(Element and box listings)
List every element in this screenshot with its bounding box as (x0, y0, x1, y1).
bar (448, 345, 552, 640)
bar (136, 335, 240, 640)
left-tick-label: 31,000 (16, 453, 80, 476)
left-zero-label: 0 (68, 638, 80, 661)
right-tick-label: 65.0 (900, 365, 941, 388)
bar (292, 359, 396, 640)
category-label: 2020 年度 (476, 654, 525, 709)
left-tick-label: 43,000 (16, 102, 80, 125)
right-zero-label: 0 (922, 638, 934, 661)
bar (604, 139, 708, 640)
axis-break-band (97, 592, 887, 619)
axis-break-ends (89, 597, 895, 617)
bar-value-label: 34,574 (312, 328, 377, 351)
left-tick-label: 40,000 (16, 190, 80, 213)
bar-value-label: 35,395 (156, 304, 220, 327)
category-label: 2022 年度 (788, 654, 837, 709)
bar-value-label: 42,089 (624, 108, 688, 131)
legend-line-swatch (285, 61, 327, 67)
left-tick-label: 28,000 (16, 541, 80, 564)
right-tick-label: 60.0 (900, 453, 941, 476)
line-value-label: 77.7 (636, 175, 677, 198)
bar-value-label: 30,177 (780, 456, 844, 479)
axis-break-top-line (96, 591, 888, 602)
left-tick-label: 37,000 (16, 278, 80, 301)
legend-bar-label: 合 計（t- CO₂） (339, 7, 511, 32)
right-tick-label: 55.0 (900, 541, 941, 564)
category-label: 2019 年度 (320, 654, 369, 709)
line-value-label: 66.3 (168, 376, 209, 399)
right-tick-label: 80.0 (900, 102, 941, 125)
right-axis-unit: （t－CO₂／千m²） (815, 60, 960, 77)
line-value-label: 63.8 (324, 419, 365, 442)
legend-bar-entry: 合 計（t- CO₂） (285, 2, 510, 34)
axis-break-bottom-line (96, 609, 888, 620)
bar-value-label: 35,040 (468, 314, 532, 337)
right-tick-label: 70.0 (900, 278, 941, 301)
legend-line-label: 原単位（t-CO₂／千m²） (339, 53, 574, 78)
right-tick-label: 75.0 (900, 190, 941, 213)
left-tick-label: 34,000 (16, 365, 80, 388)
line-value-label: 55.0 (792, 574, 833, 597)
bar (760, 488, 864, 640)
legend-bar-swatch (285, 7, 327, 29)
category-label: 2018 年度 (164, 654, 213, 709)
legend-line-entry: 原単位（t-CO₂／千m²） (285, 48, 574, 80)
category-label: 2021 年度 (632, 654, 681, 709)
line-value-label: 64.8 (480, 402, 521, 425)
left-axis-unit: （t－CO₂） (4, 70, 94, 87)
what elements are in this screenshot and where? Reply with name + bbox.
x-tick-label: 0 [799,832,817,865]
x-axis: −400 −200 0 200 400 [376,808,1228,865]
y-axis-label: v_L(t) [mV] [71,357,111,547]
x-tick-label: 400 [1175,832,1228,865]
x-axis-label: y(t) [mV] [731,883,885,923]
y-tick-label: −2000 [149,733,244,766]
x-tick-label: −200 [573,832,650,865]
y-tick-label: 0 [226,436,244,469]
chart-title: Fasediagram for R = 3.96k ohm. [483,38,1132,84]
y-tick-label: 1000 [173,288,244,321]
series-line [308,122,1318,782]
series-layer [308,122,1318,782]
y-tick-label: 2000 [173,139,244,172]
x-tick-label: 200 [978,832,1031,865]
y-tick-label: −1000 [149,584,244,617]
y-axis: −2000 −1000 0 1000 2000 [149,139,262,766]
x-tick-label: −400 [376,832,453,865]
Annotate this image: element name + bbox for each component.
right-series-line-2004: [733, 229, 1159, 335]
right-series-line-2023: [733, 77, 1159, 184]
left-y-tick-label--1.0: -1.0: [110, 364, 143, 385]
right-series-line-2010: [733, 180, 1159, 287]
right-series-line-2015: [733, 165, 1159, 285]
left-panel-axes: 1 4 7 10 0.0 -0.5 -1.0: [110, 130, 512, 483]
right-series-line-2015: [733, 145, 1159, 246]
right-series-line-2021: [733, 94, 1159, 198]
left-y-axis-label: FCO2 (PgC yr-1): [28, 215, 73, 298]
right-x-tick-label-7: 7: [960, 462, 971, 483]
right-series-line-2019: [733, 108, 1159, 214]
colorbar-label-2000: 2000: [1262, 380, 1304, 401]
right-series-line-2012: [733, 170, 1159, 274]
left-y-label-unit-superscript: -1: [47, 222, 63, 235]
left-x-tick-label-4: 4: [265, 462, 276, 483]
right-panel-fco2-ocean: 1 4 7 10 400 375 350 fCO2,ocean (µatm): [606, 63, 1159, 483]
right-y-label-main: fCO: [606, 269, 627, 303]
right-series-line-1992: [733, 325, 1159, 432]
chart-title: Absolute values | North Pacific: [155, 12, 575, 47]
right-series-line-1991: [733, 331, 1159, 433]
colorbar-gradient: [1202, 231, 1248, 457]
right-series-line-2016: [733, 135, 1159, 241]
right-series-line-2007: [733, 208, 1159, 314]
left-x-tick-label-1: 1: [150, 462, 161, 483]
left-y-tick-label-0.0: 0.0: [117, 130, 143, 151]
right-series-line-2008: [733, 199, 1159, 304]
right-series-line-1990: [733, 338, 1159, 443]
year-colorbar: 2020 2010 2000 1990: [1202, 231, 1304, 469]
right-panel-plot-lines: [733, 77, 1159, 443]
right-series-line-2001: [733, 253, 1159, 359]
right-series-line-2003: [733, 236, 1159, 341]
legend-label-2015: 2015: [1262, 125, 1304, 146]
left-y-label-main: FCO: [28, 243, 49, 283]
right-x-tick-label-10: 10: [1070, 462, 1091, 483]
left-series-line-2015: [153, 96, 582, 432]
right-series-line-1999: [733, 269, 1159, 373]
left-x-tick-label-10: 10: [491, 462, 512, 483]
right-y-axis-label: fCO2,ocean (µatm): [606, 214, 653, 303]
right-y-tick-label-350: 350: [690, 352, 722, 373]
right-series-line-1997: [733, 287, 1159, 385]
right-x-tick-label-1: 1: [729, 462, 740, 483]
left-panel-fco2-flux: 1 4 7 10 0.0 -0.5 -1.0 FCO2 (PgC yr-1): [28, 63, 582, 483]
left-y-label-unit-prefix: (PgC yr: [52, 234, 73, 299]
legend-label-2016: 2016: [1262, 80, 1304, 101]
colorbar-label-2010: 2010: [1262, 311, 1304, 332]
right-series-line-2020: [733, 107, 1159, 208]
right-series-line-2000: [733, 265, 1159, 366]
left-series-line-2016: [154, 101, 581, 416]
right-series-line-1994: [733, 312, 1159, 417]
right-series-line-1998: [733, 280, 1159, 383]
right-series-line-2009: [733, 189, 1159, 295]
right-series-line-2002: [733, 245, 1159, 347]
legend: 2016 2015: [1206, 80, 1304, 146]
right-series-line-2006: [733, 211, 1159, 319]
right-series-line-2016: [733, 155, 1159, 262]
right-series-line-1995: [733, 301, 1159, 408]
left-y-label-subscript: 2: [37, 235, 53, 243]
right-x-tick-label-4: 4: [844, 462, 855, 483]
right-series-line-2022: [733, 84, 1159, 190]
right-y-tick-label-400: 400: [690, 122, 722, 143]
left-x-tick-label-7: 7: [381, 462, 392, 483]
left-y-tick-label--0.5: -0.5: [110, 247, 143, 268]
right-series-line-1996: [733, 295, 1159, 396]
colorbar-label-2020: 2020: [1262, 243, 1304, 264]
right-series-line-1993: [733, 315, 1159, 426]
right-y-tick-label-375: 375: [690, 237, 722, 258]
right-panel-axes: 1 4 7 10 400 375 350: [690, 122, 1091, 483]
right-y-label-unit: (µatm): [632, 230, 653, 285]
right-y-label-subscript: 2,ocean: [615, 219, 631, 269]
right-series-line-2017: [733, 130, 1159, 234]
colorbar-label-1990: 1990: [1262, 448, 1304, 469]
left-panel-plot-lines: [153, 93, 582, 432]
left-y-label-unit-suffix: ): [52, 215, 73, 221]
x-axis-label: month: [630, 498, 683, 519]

**EXERCISE AIM:**
Rewrite as a numbered list every line from the start of the rows through the line that contains "bar (604, 139, 708, 640)", inclusive, omitting any blank lines.

**FULL ANSWER:**
1. List every element in this screenshot with its bounding box as (x0, y0, x1, y1).
2. bar (448, 345, 552, 640)
3. bar (136, 335, 240, 640)
4. left-tick-label: 31,000 (16, 453, 80, 476)
5. left-zero-label: 0 (68, 638, 80, 661)
6. right-tick-label: 65.0 (900, 365, 941, 388)
7. bar (292, 359, 396, 640)
8. category-label: 2020 年度 (476, 654, 525, 709)
9. left-tick-label: 43,000 (16, 102, 80, 125)
10. right-zero-label: 0 (922, 638, 934, 661)
11. bar (604, 139, 708, 640)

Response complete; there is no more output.